» Aim:
In the data below, find every line that has the string "subarray", and copy it.

» A run of records:

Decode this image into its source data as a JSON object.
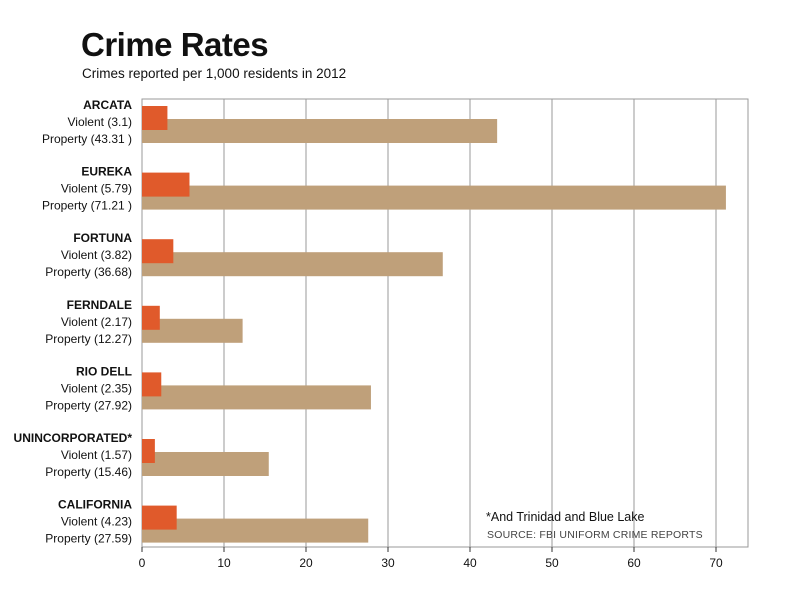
{
  "title": "Crime Rates",
  "subtitle": "Crimes reported per 1,000 residents in 2012",
  "note": "*And Trinidad and Blue Lake",
  "source": "SOURCE: FBI UNIFORM CRIME REPORTS",
  "colors": {
    "violent": "#e05a2b",
    "property": "#bfa07a",
    "grid": "#999999"
  },
  "chart_data": {
    "type": "bar",
    "orientation": "horizontal",
    "xlim": [
      0,
      72
    ],
    "xticks": [
      0,
      10,
      20,
      30,
      40,
      50,
      60,
      70
    ],
    "grid": true,
    "groups": [
      {
        "name": "ARCATA",
        "violent_label": "Violent (3.1)",
        "property_label": "Property (43.31 )",
        "violent": 3.1,
        "property": 43.31
      },
      {
        "name": "EUREKA",
        "violent_label": "Violent (5.79)",
        "property_label": "Property (71.21 )",
        "violent": 5.79,
        "property": 71.21
      },
      {
        "name": "FORTUNA",
        "violent_label": "Violent (3.82)",
        "property_label": "Property (36.68)",
        "violent": 3.82,
        "property": 36.68
      },
      {
        "name": "FERNDALE",
        "violent_label": "Violent (2.17)",
        "property_label": "Property (12.27)",
        "violent": 2.17,
        "property": 12.27
      },
      {
        "name": "RIO DELL",
        "violent_label": "Violent (2.35)",
        "property_label": "Property (27.92)",
        "violent": 2.35,
        "property": 27.92
      },
      {
        "name": "UNINCORPORATED*",
        "violent_label": "Violent (1.57)",
        "property_label": "Property (15.46)",
        "violent": 1.57,
        "property": 15.46
      },
      {
        "name": "CALIFORNIA",
        "violent_label": "Violent (4.23)",
        "property_label": "Property (27.59)",
        "violent": 4.23,
        "property": 27.59
      }
    ]
  }
}
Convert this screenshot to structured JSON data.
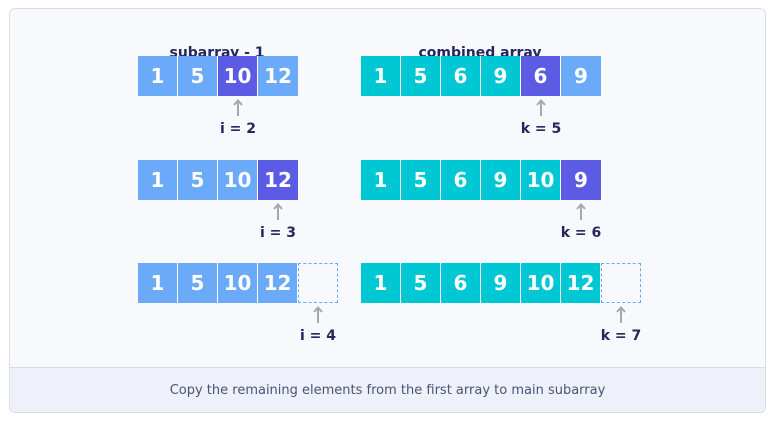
{
  "headings": {
    "left": "subarray - 1",
    "right": "combined array"
  },
  "rows": [
    {
      "left_cells": [
        {
          "text": "1",
          "style": "blue"
        },
        {
          "text": "5",
          "style": "blue"
        },
        {
          "text": "10",
          "style": "purple"
        },
        {
          "text": "12",
          "style": "blue"
        }
      ],
      "right_cells": [
        {
          "text": "1",
          "style": "teal"
        },
        {
          "text": "5",
          "style": "teal"
        },
        {
          "text": "6",
          "style": "teal"
        },
        {
          "text": "9",
          "style": "teal"
        },
        {
          "text": "6",
          "style": "purple"
        },
        {
          "text": "9",
          "style": "blue"
        }
      ],
      "left_pointer": "i = 2",
      "right_pointer": "k = 5"
    },
    {
      "left_cells": [
        {
          "text": "1",
          "style": "blue"
        },
        {
          "text": "5",
          "style": "blue"
        },
        {
          "text": "10",
          "style": "blue"
        },
        {
          "text": "12",
          "style": "purple"
        }
      ],
      "right_cells": [
        {
          "text": "1",
          "style": "teal"
        },
        {
          "text": "5",
          "style": "teal"
        },
        {
          "text": "6",
          "style": "teal"
        },
        {
          "text": "9",
          "style": "teal"
        },
        {
          "text": "10",
          "style": "teal"
        },
        {
          "text": "9",
          "style": "purple"
        }
      ],
      "left_pointer": "i = 3",
      "right_pointer": "k = 6"
    },
    {
      "left_cells": [
        {
          "text": "1",
          "style": "blue"
        },
        {
          "text": "5",
          "style": "blue"
        },
        {
          "text": "10",
          "style": "blue"
        },
        {
          "text": "12",
          "style": "blue"
        },
        {
          "text": "",
          "style": "empty"
        }
      ],
      "right_cells": [
        {
          "text": "1",
          "style": "teal"
        },
        {
          "text": "5",
          "style": "teal"
        },
        {
          "text": "6",
          "style": "teal"
        },
        {
          "text": "9",
          "style": "teal"
        },
        {
          "text": "10",
          "style": "teal"
        },
        {
          "text": "12",
          "style": "teal"
        },
        {
          "text": "",
          "style": "empty"
        }
      ],
      "left_pointer": "i = 4",
      "right_pointer": "k = 7"
    }
  ],
  "caption": "Copy the remaining elements from the first array to main subarray",
  "colors": {
    "blue": "#6aaaf8",
    "teal": "#00c7d4",
    "purple": "#5c5be3",
    "text_dark": "#25265e",
    "arrow": "#a3a8b5"
  }
}
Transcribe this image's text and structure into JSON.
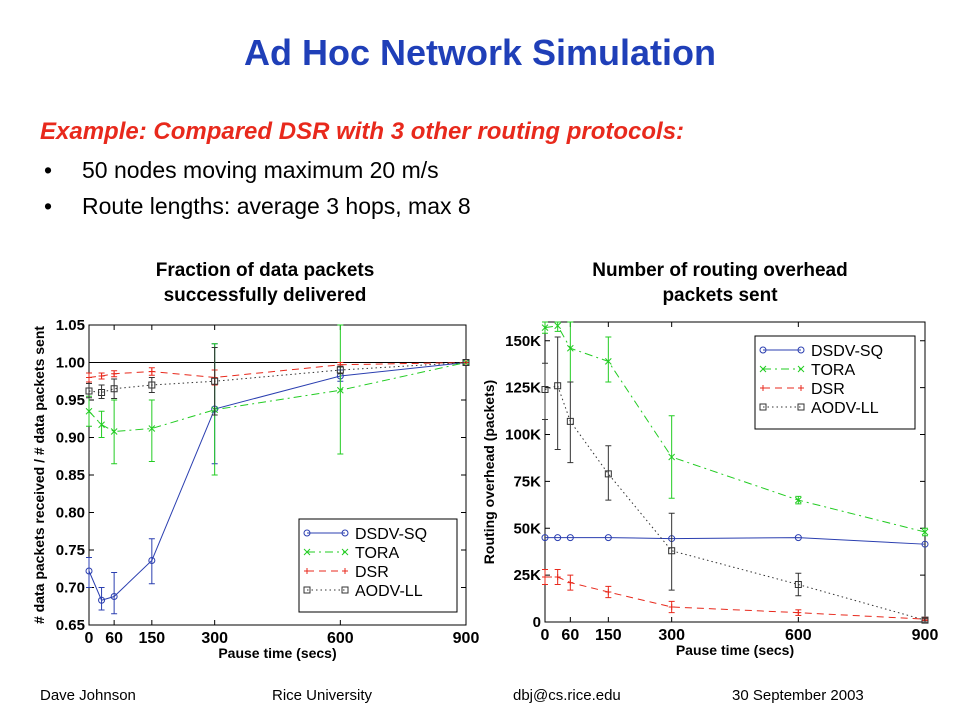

» Response to this task:
    "left": "subarray - 1",
  "caption": "Copy the remaining elements from the first array to main subarray",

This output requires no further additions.